▸ Exercise
Please print all of the material below, word for word.
◆ ◆ ◆ ◆
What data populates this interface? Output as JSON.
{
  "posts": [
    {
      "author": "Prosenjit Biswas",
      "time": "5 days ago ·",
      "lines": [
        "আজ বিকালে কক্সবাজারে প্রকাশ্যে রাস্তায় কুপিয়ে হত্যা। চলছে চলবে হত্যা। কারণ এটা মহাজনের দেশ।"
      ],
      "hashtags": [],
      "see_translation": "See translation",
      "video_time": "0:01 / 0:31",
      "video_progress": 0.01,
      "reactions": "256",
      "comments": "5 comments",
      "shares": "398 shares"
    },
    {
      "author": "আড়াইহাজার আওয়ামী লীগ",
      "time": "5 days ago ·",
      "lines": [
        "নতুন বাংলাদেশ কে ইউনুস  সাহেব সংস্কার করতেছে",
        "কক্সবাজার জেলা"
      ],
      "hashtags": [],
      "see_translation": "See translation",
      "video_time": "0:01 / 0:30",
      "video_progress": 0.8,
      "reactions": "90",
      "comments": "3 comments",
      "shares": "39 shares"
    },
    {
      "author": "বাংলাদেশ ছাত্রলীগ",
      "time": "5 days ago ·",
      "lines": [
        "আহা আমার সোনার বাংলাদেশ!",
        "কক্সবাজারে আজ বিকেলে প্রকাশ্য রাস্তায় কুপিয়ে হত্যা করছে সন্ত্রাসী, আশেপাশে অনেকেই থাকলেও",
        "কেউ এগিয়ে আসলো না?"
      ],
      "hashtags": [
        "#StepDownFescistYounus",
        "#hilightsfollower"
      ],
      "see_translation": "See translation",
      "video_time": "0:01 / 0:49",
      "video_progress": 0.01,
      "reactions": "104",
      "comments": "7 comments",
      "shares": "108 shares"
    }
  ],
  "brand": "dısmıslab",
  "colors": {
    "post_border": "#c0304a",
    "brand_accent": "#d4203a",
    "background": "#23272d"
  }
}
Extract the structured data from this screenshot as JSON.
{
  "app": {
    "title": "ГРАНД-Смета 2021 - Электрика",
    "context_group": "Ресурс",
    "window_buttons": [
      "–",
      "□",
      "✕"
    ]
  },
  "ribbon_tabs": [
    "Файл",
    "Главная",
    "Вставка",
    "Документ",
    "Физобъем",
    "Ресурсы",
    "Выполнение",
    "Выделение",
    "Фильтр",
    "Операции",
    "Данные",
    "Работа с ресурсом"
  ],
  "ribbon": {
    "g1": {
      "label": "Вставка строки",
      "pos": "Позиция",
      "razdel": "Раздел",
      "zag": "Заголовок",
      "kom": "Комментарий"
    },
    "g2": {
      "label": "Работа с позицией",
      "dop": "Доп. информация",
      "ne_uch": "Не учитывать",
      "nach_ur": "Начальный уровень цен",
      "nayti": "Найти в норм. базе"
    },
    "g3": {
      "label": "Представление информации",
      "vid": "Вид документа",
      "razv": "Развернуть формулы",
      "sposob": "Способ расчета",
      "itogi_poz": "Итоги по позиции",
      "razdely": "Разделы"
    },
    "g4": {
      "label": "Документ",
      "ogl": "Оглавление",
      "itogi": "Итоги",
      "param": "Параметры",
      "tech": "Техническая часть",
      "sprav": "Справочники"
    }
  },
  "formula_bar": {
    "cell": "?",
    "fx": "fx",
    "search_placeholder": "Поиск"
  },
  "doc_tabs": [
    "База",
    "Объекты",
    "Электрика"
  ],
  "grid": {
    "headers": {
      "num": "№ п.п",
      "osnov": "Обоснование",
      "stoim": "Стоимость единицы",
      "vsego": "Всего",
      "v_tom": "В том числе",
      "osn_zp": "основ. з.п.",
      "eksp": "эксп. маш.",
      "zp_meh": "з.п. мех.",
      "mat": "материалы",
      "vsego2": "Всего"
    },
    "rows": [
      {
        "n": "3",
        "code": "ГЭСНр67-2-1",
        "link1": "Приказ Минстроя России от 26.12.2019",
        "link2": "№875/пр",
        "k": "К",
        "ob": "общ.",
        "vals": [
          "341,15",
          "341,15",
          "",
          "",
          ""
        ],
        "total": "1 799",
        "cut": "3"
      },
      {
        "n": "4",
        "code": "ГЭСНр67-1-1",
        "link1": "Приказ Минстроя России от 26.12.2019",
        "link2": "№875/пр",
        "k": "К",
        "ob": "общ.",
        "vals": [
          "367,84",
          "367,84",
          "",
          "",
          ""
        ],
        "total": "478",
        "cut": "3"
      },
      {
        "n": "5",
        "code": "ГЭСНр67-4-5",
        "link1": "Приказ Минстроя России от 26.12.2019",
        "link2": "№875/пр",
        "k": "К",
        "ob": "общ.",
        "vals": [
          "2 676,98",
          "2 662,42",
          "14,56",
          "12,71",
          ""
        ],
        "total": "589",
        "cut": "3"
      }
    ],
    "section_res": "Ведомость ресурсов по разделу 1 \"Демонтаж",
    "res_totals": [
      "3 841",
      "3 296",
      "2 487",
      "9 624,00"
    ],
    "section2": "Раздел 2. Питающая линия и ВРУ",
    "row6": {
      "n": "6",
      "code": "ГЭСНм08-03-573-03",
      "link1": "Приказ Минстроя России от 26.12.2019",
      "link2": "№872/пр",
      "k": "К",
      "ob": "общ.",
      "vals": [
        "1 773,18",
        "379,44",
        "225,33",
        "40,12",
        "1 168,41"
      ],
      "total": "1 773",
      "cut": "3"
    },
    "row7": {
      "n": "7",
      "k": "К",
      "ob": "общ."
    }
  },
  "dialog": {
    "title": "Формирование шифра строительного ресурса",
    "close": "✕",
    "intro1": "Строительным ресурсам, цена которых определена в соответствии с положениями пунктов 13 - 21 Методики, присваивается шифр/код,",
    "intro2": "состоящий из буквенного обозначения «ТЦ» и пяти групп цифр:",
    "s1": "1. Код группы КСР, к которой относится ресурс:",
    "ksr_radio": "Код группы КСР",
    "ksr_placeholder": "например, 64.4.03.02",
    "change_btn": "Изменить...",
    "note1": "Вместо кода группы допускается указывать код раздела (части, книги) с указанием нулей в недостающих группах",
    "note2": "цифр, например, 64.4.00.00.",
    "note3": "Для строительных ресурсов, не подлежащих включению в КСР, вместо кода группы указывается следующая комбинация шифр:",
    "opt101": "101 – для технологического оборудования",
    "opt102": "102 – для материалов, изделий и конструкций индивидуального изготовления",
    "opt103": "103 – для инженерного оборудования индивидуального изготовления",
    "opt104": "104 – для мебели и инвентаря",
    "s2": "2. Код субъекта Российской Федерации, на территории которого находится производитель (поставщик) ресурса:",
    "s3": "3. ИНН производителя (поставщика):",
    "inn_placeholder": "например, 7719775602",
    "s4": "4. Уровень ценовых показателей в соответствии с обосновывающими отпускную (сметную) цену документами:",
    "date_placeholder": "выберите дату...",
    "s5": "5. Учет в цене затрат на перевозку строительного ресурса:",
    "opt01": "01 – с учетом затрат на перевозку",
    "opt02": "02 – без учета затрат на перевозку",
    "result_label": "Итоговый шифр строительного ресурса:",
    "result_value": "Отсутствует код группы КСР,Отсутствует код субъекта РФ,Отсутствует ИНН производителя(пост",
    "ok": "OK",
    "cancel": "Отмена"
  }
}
◆ ◆ ◆ ◆
▸ Correct answer
What data populates this interface? Output as JSON.
{
  "posts": [
    {
      "author": "Prosenjit Biswas",
      "time": "5 days ago ·",
      "lines": [
        "আজ বিকালে কক্সবাজারে প্রকাশ্যে রাস্তায় কুপিয়ে হত্যা। চলছে চলবে হত্যা। কারণ এটা মহাজনের দেশ।"
      ],
      "hashtags": [],
      "see_translation": "See translation",
      "video_time": "0:01 / 0:31",
      "video_progress": 0.01,
      "reactions": "256",
      "comments": "5 comments",
      "shares": "398 shares"
    },
    {
      "author": "আড়াইহাজার আওয়ামী লীগ",
      "time": "5 days ago ·",
      "lines": [
        "নতুন বাংলাদেশ কে ইউনুস  সাহেব সংস্কার করতেছে",
        "কক্সবাজার জেলা"
      ],
      "hashtags": [],
      "see_translation": "See translation",
      "video_time": "0:01 / 0:30",
      "video_progress": 0.8,
      "reactions": "90",
      "comments": "3 comments",
      "shares": "39 shares"
    },
    {
      "author": "বাংলাদেশ ছাত্রলীগ",
      "time": "5 days ago ·",
      "lines": [
        "আহা আমার সোনার বাংলাদেশ!",
        "কক্সবাজারে আজ বিকেলে প্রকাশ্য রাস্তায় কুপিয়ে হত্যা করছে সন্ত্রাসী, আশেপাশে অনেকেই থাকলেও",
        "কেউ এগিয়ে আসলো না?"
      ],
      "hashtags": [
        "#StepDownFescistYounus",
        "#hilightsfollower"
      ],
      "see_translation": "See translation",
      "video_time": "0:01 / 0:49",
      "video_progress": 0.01,
      "reactions": "104",
      "comments": "7 comments",
      "shares": "108 shares"
    }
  ],
  "brand": "dısmıslab",
  "colors": {
    "post_border": "#c0304a",
    "brand_accent": "#d4203a",
    "background": "#23272d"
  }
}
Extract the structured data from this screenshot as JSON.
{
  "app": {
    "title": "ГРАНД-Смета 2021 - Электрика",
    "context_group": "Ресурс",
    "window_buttons": [
      "–",
      "□",
      "✕"
    ]
  },
  "ribbon_tabs": [
    "Файл",
    "Главная",
    "Вставка",
    "Документ",
    "Физобъем",
    "Ресурсы",
    "Выполнение",
    "Выделение",
    "Фильтр",
    "Операции",
    "Данные",
    "Работа с ресурсом"
  ],
  "ribbon": {
    "g1": {
      "label": "Вставка строки",
      "pos": "Позиция",
      "razdel": "Раздел",
      "zag": "Заголовок",
      "kom": "Комментарий"
    },
    "g2": {
      "label": "Работа с позицией",
      "dop": "Доп. информация",
      "ne_uch": "Не учитывать",
      "nach_ur": "Начальный уровень цен",
      "nayti": "Найти в норм. базе"
    },
    "g3": {
      "label": "Представление информации",
      "vid": "Вид документа",
      "razv": "Развернуть формулы",
      "sposob": "Способ расчета",
      "itogi_poz": "Итоги по позиции",
      "razdely": "Разделы"
    },
    "g4": {
      "label": "Документ",
      "ogl": "Оглавление",
      "itogi": "Итоги",
      "param": "Параметры",
      "tech": "Техническая часть",
      "sprav": "Справочники"
    }
  },
  "formula_bar": {
    "cell": "?",
    "fx": "fx",
    "search_placeholder": "Поиск"
  },
  "doc_tabs": [
    "База",
    "Объекты",
    "Электрика"
  ],
  "grid": {
    "headers": {
      "num": "№ п.п",
      "osnov": "Обоснование",
      "stoim": "Стоимость единицы",
      "vsego": "Всего",
      "v_tom": "В том числе",
      "osn_zp": "основ. з.п.",
      "eksp": "эксп. маш.",
      "zp_meh": "з.п. мех.",
      "mat": "материалы",
      "vsego2": "Всего"
    },
    "rows": [
      {
        "n": "3",
        "code": "ГЭСНр67-2-1",
        "link1": "Приказ Минстроя России от 26.12.2019",
        "link2": "№875/пр",
        "k": "К",
        "ob": "общ.",
        "vals": [
          "341,15",
          "341,15",
          "",
          "",
          ""
        ],
        "total": "1 799",
        "cut": "3"
      },
      {
        "n": "4",
        "code": "ГЭСНр67-1-1",
        "link1": "Приказ Минстроя России от 26.12.2019",
        "link2": "№875/пр",
        "k": "К",
        "ob": "общ.",
        "vals": [
          "367,84",
          "367,84",
          "",
          "",
          ""
        ],
        "total": "478",
        "cut": "3"
      },
      {
        "n": "5",
        "code": "ГЭСНр67-4-5",
        "link1": "Приказ Минстроя России от 26.12.2019",
        "link2": "№875/пр",
        "k": "К",
        "ob": "общ.",
        "vals": [
          "2 676,98",
          "2 662,42",
          "14,56",
          "12,71",
          ""
        ],
        "total": "589",
        "cut": "3"
      }
    ],
    "section_res": "Ведомость ресурсов по разделу 1 \"Демонтаж",
    "res_totals": [
      "3 841",
      "3 296",
      "2 487",
      "9 624,00"
    ],
    "section2": "Раздел 2. Питающая линия и ВРУ",
    "row6": {
      "n": "6",
      "code": "ГЭСНм08-03-573-03",
      "link1": "Приказ Минстроя России от 26.12.2019",
      "link2": "№872/пр",
      "k": "К",
      "ob": "общ.",
      "vals": [
        "1 773,18",
        "379,44",
        "225,33",
        "40,12",
        "1 168,41"
      ],
      "total": "1 773",
      "cut": "3"
    },
    "row7": {
      "n": "7",
      "k": "К",
      "ob": "общ."
    }
  },
  "dialog": {
    "title": "Формирование шифра строительного ресурса",
    "close": "✕",
    "intro1": "Строительным ресурсам, цена которых определена в соответствии с положениями пунктов 13 - 21 Методики, присваивается шифр/код,",
    "intro2": "состоящий из буквенного обозначения «ТЦ» и пяти групп цифр:",
    "s1": "1. Код группы КСР, к которой относится ресурс:",
    "ksr_radio": "Код группы КСР",
    "ksr_placeholder": "например, 64.4.03.02",
    "change_btn": "Изменить...",
    "note1": "Вместо кода группы допускается указывать код раздела (части, книги) с указанием нулей в недостающих группах",
    "note2": "цифр, например, 64.4.00.00.",
    "note3": "Для строительных ресурсов, не подлежащих включению в КСР, вместо кода группы указывается следующая комбинация шифр:",
    "opt101": "101 – для технологического оборудования",
    "opt102": "102 – для материалов, изделий и конструкций индивидуального изготовления",
    "opt103": "103 – для инженерного оборудования индивидуального изготовления",
    "opt104": "104 – для мебели и инвентаря",
    "s2": "2. Код субъекта Российской Федерации, на территории которого находится производитель (поставщик) ресурса:",
    "s3": "3. ИНН производителя (поставщика):",
    "inn_placeholder": "например, 7719775602",
    "s4": "4. Уровень ценовых показателей в соответствии с обосновывающими отпускную (сметную) цену документами:",
    "date_placeholder": "выберите дату...",
    "s5": "5. Учет в цене затрат на перевозку строительного ресурса:",
    "opt01": "01 – с учетом затрат на перевозку",
    "opt02": "02 – без учета затрат на перевозку",
    "result_label": "Итоговый шифр строительного ресурса:",
    "result_value": "Отсутствует код группы КСР,Отсутствует код субъекта РФ,Отсутствует ИНН производителя(пост",
    "ok": "OK",
    "cancel": "Отмена"
  }
}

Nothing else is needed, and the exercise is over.